- [Job]: Write out every entry exactly as given, but omit the pictures.

- [Record set]:
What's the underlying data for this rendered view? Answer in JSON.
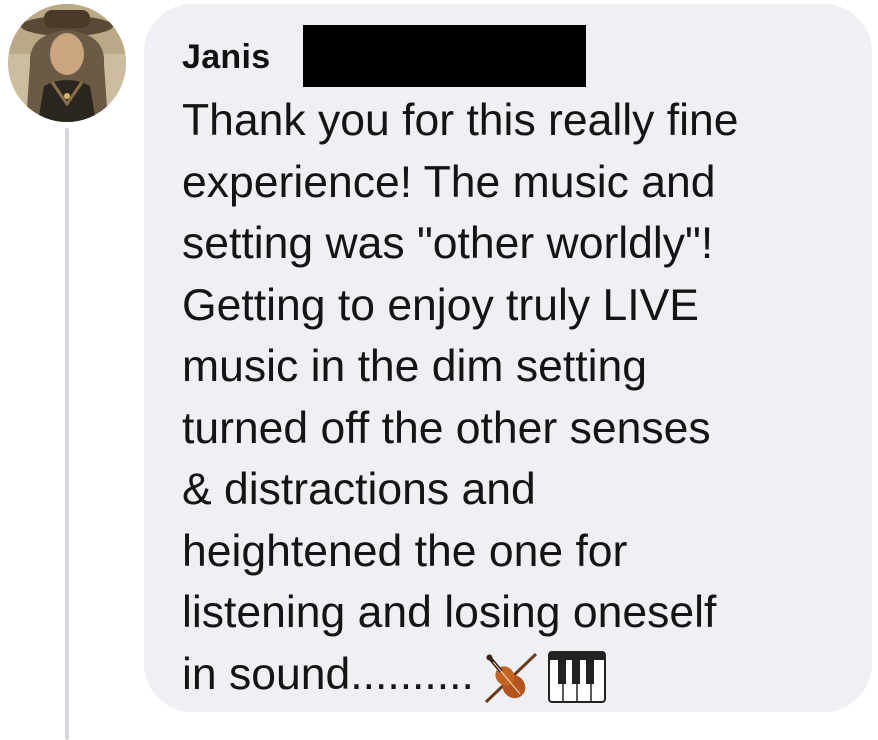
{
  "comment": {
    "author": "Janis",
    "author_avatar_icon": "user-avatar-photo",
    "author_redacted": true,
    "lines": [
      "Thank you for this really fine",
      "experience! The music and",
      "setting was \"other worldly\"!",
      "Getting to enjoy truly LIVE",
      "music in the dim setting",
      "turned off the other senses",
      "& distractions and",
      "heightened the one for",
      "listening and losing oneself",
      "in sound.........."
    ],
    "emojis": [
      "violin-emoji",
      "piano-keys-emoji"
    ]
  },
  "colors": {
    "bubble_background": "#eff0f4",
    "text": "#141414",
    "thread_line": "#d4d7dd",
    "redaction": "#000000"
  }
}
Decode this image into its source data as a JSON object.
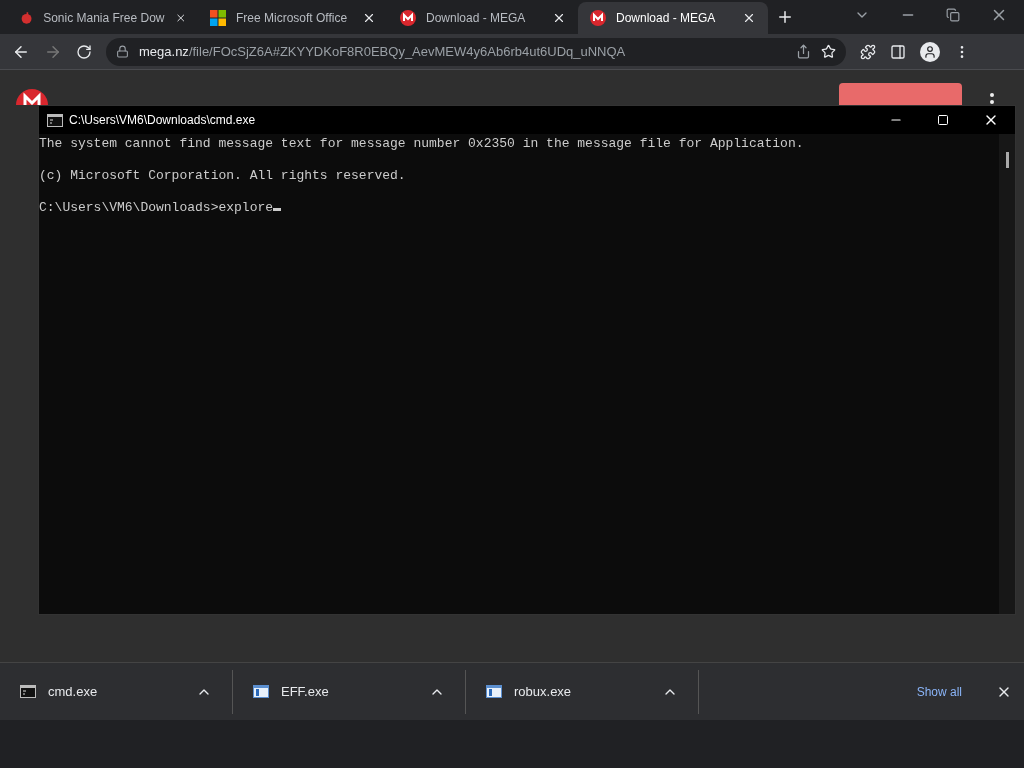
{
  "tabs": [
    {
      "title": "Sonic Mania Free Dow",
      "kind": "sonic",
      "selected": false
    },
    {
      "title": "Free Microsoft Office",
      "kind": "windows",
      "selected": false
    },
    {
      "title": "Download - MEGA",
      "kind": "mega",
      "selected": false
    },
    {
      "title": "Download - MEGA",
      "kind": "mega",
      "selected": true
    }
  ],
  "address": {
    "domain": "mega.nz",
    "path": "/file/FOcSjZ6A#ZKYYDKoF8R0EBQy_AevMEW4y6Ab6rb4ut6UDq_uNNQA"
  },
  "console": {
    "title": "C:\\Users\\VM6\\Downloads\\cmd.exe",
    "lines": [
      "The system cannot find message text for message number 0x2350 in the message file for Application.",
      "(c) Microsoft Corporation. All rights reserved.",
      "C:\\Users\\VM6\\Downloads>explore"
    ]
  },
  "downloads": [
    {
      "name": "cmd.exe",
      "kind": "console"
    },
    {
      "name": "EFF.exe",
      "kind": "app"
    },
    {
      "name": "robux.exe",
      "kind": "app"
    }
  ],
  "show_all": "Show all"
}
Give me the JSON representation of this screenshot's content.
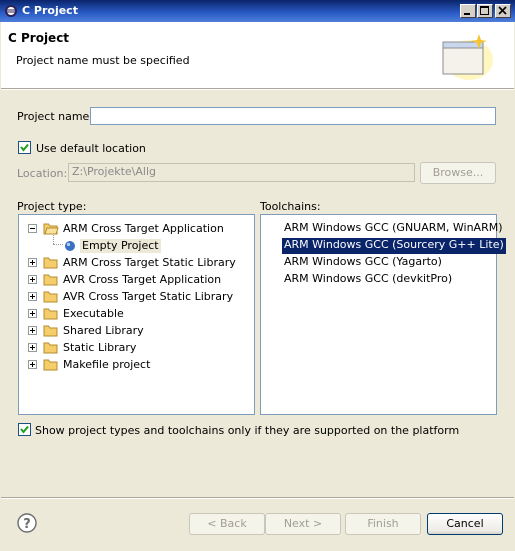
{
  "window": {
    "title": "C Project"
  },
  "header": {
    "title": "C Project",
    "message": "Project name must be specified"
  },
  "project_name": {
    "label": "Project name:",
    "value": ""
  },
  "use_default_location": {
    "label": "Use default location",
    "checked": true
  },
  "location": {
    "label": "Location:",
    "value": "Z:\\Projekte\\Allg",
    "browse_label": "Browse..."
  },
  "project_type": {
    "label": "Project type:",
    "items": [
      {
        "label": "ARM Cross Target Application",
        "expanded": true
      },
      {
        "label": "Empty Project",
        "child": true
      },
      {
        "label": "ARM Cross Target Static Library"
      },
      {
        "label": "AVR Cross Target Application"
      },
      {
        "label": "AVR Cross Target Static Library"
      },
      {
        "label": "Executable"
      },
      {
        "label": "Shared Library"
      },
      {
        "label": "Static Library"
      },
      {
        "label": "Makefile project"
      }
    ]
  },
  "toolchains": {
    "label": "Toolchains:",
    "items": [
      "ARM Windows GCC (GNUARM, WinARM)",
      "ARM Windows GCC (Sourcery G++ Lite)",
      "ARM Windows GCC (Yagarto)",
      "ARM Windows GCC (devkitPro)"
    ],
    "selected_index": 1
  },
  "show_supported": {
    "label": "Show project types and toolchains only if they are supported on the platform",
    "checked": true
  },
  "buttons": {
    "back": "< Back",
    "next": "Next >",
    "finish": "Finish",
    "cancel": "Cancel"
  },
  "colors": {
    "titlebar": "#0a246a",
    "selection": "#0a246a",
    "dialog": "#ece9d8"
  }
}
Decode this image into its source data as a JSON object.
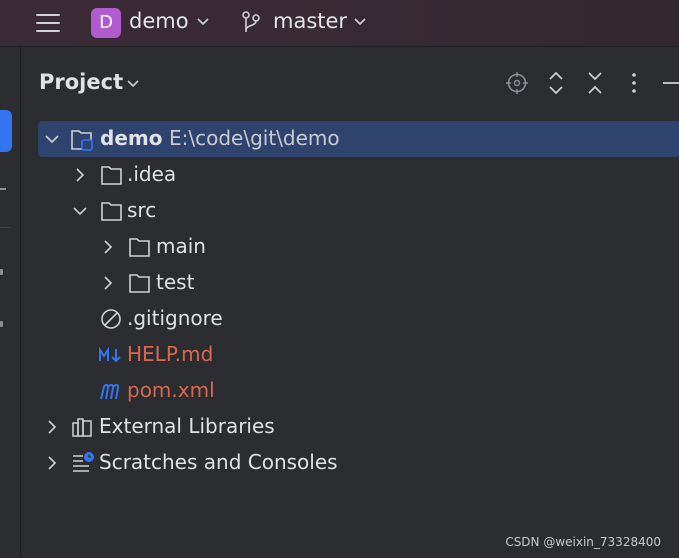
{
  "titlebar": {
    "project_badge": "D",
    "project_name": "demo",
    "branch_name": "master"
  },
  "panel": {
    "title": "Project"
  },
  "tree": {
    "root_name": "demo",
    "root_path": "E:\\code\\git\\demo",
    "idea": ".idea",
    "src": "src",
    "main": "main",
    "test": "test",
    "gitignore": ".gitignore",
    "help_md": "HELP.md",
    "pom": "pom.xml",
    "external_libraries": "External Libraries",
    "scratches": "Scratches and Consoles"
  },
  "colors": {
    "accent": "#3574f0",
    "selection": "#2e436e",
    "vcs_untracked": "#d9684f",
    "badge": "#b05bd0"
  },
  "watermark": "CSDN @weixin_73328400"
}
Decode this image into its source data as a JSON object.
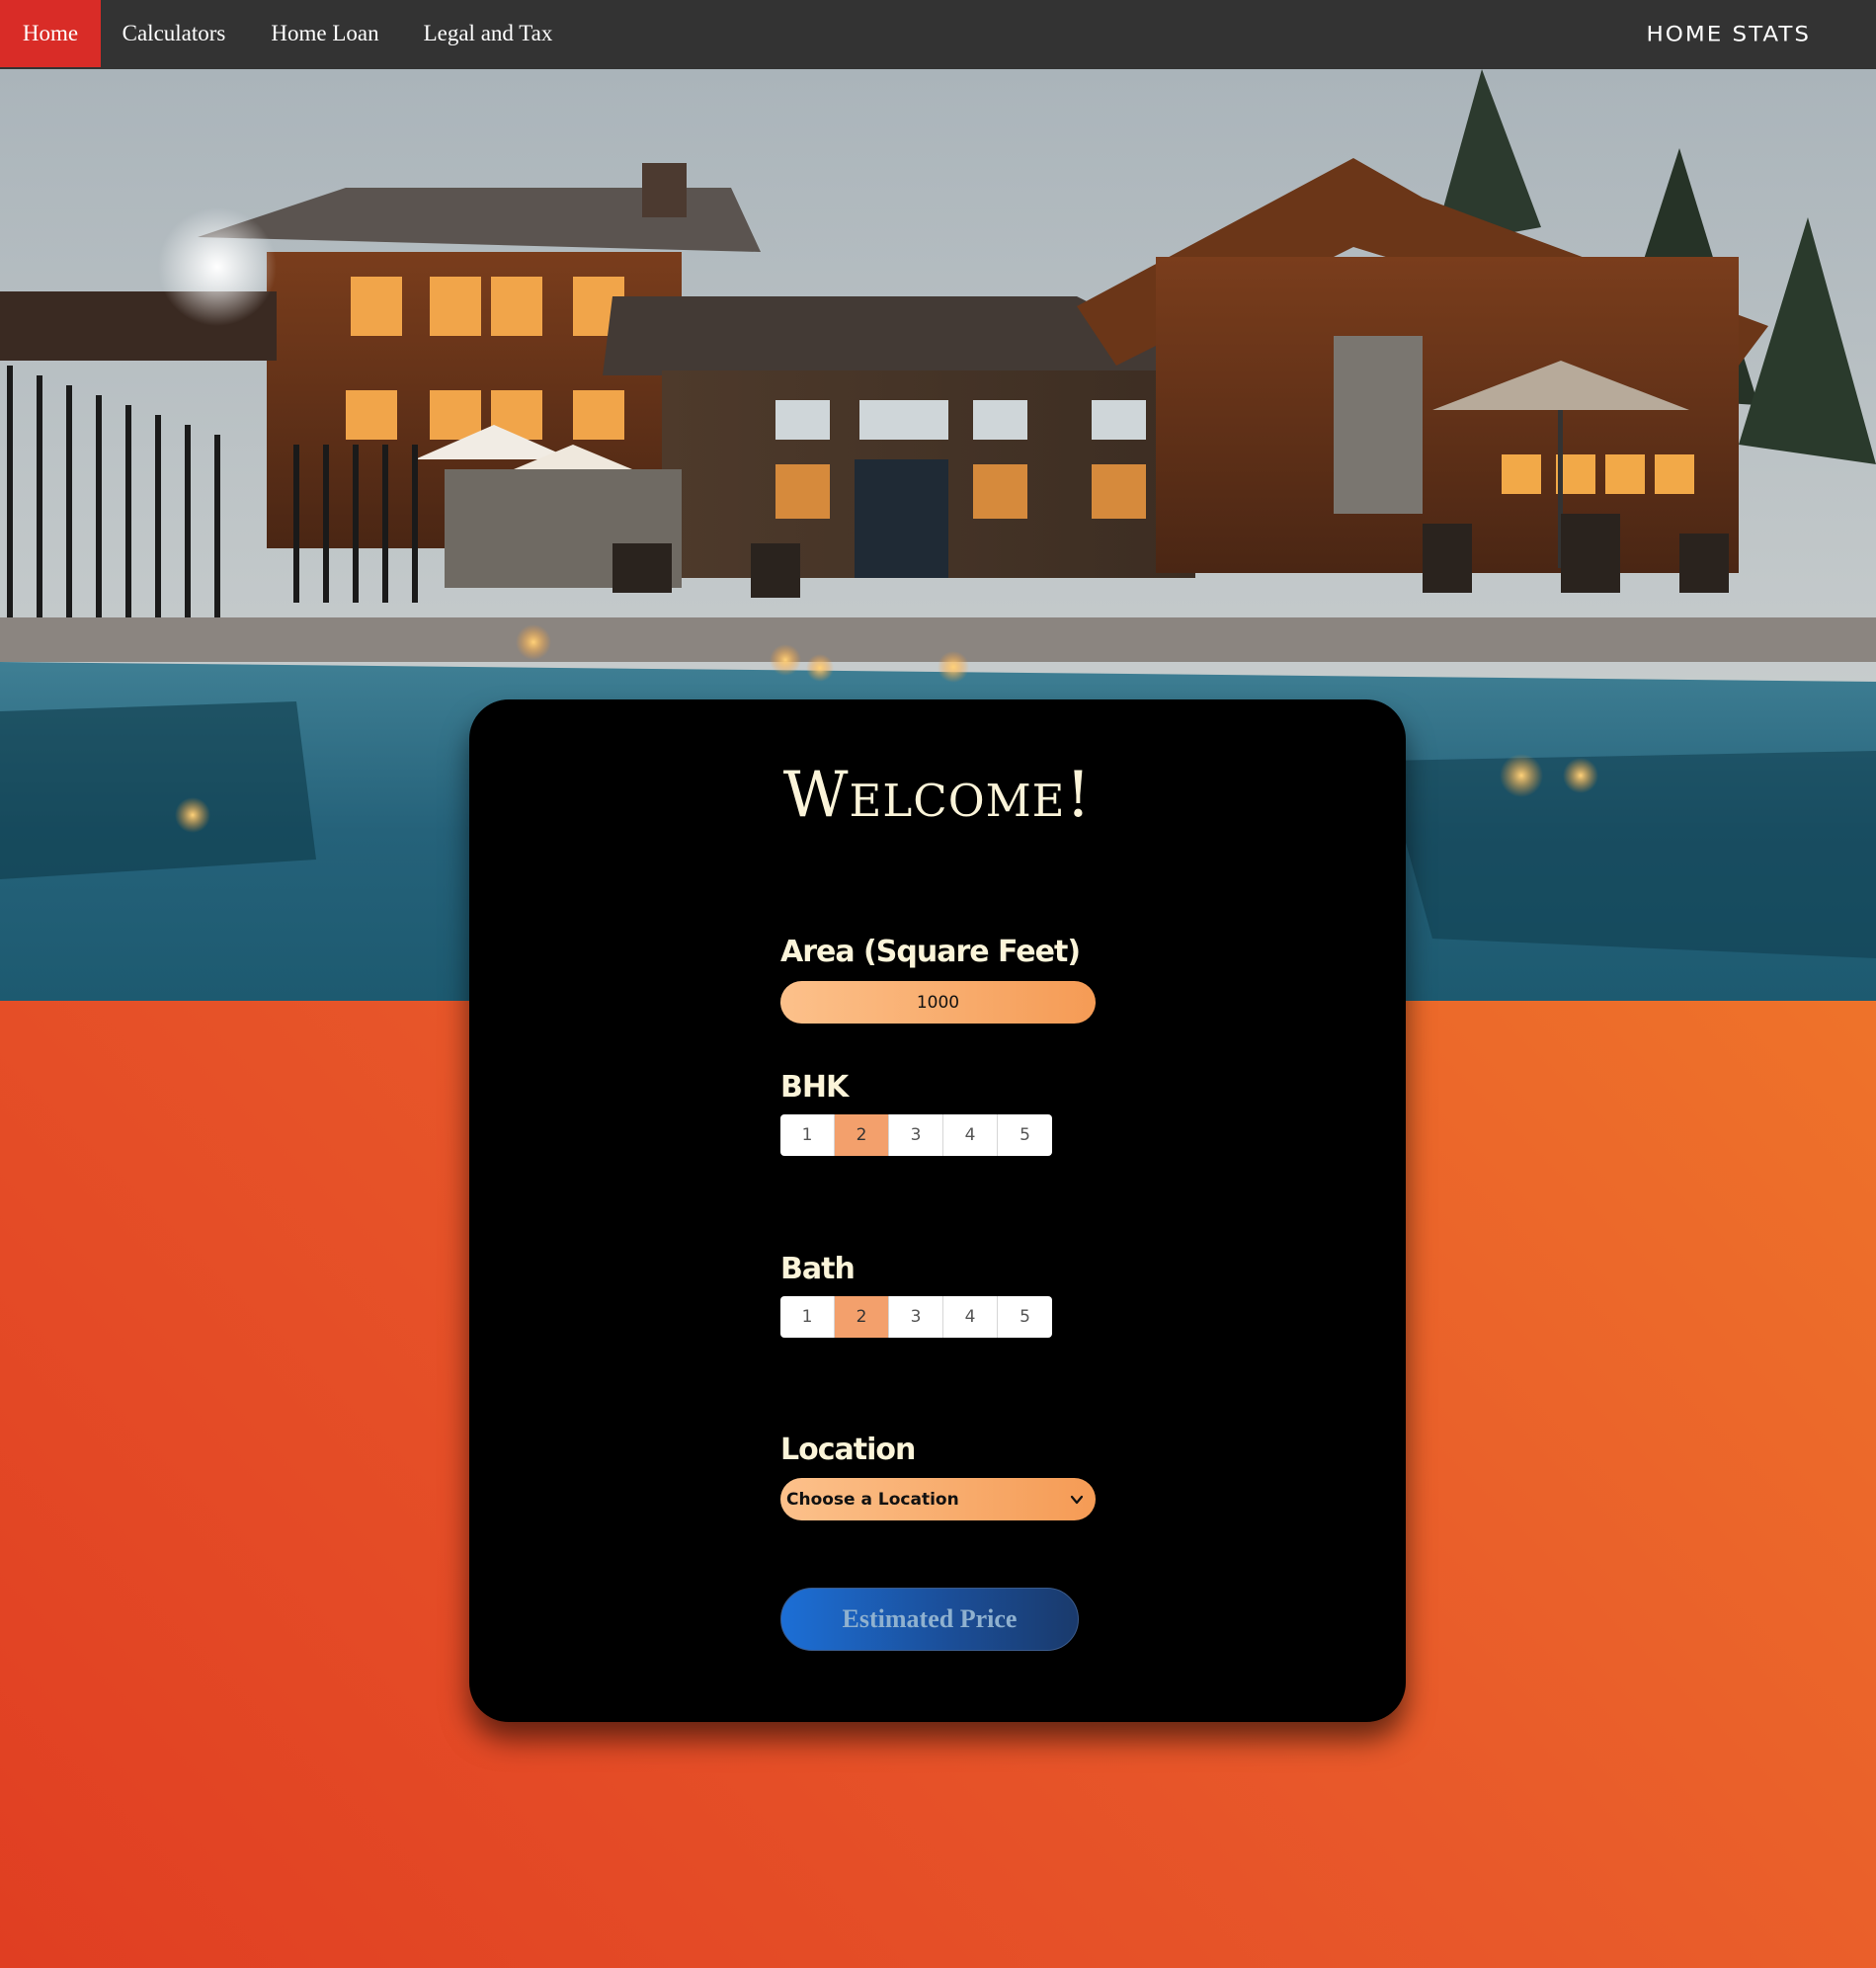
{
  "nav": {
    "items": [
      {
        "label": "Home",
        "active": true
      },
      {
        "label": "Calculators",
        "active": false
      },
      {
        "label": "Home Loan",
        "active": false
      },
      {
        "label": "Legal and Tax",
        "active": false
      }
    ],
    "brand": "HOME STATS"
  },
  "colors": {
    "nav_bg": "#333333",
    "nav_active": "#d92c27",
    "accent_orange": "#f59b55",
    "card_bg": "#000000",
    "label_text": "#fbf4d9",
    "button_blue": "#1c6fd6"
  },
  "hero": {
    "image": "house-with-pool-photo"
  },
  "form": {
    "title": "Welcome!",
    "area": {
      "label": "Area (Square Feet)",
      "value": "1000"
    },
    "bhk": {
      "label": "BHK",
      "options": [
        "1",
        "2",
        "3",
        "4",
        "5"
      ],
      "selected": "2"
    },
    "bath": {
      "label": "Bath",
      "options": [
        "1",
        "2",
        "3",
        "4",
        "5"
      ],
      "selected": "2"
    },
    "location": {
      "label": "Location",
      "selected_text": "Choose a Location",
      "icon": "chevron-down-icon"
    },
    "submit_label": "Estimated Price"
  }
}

- [Solved problem]:
What's the underlying data for this rendered view? Answer in JSON.
{
  "comment": {
    "author": "Janis",
    "author_avatar_icon": "user-avatar-photo",
    "author_redacted": true,
    "lines": [
      "Thank you for this really fine",
      "experience! The music and",
      "setting was \"other worldly\"!",
      "Getting to enjoy truly LIVE",
      "music in the dim setting",
      "turned off the other senses",
      "& distractions and",
      "heightened the one for",
      "listening and losing oneself",
      "in sound.........."
    ],
    "emojis": [
      "violin-emoji",
      "piano-keys-emoji"
    ]
  },
  "colors": {
    "bubble_background": "#eff0f4",
    "text": "#141414",
    "thread_line": "#d4d7dd",
    "redaction": "#000000"
  }
}
Decode this image into its source data as a JSON object.
{
  "tabs": [
    {
      "title": "Sonic Mania Free Dow",
      "kind": "sonic",
      "selected": false
    },
    {
      "title": "Free Microsoft Office",
      "kind": "windows",
      "selected": false
    },
    {
      "title": "Download - MEGA",
      "kind": "mega",
      "selected": false
    },
    {
      "title": "Download - MEGA",
      "kind": "mega",
      "selected": true
    }
  ],
  "address": {
    "domain": "mega.nz",
    "path": "/file/FOcSjZ6A#ZKYYDKoF8R0EBQy_AevMEW4y6Ab6rb4ut6UDq_uNNQA"
  },
  "console": {
    "title": "C:\\Users\\VM6\\Downloads\\cmd.exe",
    "lines": [
      "The system cannot find message text for message number 0x2350 in the message file for Application.",
      "(c) Microsoft Corporation. All rights reserved.",
      "C:\\Users\\VM6\\Downloads>explore"
    ]
  },
  "downloads": [
    {
      "name": "cmd.exe",
      "kind": "console"
    },
    {
      "name": "EFF.exe",
      "kind": "app"
    },
    {
      "name": "robux.exe",
      "kind": "app"
    }
  ],
  "show_all": "Show all"
}
Give me the JSON representation of this screenshot's content.
{
  "window": {
    "title": "C Project"
  },
  "header": {
    "title": "C Project",
    "message": "Project name must be specified"
  },
  "project_name": {
    "label": "Project name:",
    "value": ""
  },
  "use_default_location": {
    "label": "Use default location",
    "checked": true
  },
  "location": {
    "label": "Location:",
    "value": "Z:\\Projekte\\Allg",
    "browse_label": "Browse..."
  },
  "project_type": {
    "label": "Project type:",
    "items": [
      {
        "label": "ARM Cross Target Application",
        "expanded": true
      },
      {
        "label": "Empty Project",
        "child": true
      },
      {
        "label": "ARM Cross Target Static Library"
      },
      {
        "label": "AVR Cross Target Application"
      },
      {
        "label": "AVR Cross Target Static Library"
      },
      {
        "label": "Executable"
      },
      {
        "label": "Shared Library"
      },
      {
        "label": "Static Library"
      },
      {
        "label": "Makefile project"
      }
    ]
  },
  "toolchains": {
    "label": "Toolchains:",
    "items": [
      "ARM Windows GCC (GNUARM, WinARM)",
      "ARM Windows GCC (Sourcery G++ Lite)",
      "ARM Windows GCC (Yagarto)",
      "ARM Windows GCC (devkitPro)"
    ],
    "selected_index": 1
  },
  "show_supported": {
    "label": "Show project types and toolchains only if they are supported on the platform",
    "checked": true
  },
  "buttons": {
    "back": "< Back",
    "next": "Next >",
    "finish": "Finish",
    "cancel": "Cancel"
  },
  "colors": {
    "titlebar": "#0a246a",
    "selection": "#0a246a",
    "dialog": "#ece9d8"
  }
}
Decode this image into its source data as a JSON object.
{
  "titlebar": {
    "project_badge": "D",
    "project_name": "demo",
    "branch_name": "master"
  },
  "panel": {
    "title": "Project"
  },
  "tree": {
    "root_name": "demo",
    "root_path": "E:\\code\\git\\demo",
    "idea": ".idea",
    "src": "src",
    "main": "main",
    "test": "test",
    "gitignore": ".gitignore",
    "help_md": "HELP.md",
    "pom": "pom.xml",
    "external_libraries": "External Libraries",
    "scratches": "Scratches and Consoles"
  },
  "colors": {
    "accent": "#3574f0",
    "selection": "#2e436e",
    "vcs_untracked": "#d9684f",
    "badge": "#b05bd0"
  },
  "watermark": "CSDN @weixin_73328400"
}
Decode this image into its source data as a JSON object.
{
  "nav": {
    "items": [
      {
        "label": "Home",
        "active": true
      },
      {
        "label": "Calculators",
        "active": false
      },
      {
        "label": "Home Loan",
        "active": false
      },
      {
        "label": "Legal and Tax",
        "active": false
      }
    ],
    "brand": "HOME STATS"
  },
  "colors": {
    "nav_bg": "#333333",
    "nav_active": "#d92c27",
    "accent_orange": "#f59b55",
    "card_bg": "#000000",
    "label_text": "#fbf4d9",
    "button_blue": "#1c6fd6"
  },
  "hero": {
    "image": "house-with-pool-photo"
  },
  "form": {
    "title": "Welcome!",
    "area": {
      "label": "Area (Square Feet)",
      "value": "1000"
    },
    "bhk": {
      "label": "BHK",
      "options": [
        "1",
        "2",
        "3",
        "4",
        "5"
      ],
      "selected": "2"
    },
    "bath": {
      "label": "Bath",
      "options": [
        "1",
        "2",
        "3",
        "4",
        "5"
      ],
      "selected": "2"
    },
    "location": {
      "label": "Location",
      "selected_text": "Choose a Location",
      "icon": "chevron-down-icon"
    },
    "submit_label": "Estimated Price"
  }
}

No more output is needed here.